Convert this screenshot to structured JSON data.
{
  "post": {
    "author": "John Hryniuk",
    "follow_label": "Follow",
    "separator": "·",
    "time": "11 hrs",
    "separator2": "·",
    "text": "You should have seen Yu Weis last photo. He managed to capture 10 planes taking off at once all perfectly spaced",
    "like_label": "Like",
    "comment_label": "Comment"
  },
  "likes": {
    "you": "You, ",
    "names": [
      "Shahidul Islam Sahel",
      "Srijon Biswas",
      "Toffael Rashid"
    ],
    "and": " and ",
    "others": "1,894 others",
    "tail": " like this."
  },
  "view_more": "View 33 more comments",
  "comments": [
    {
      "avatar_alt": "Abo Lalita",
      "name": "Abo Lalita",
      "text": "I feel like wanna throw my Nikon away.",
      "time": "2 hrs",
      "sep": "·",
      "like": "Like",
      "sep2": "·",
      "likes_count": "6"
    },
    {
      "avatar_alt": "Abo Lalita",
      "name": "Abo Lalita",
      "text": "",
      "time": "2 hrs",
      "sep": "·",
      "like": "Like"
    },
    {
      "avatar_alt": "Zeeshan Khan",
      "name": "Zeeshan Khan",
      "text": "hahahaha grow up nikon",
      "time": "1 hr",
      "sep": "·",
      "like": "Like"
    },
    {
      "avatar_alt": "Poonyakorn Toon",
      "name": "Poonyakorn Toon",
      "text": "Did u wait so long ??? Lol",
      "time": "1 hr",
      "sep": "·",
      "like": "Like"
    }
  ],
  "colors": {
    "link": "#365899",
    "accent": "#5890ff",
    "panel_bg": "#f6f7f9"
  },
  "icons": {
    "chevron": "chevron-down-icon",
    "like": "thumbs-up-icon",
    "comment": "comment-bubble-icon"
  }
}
_____
Exercise aim: Copy all lines of the listing above that contain the string "text".

Final answer:
    "text": "You should have seen Yu Weis last photo. He managed to capture 10 planes taking off at once all perfectly spaced",
      "text": "I feel like wanna throw my Nikon away.",
      "text": "",
      "text": "hahahaha grow up nikon",
      "text": "Did u wait so long ??? Lol",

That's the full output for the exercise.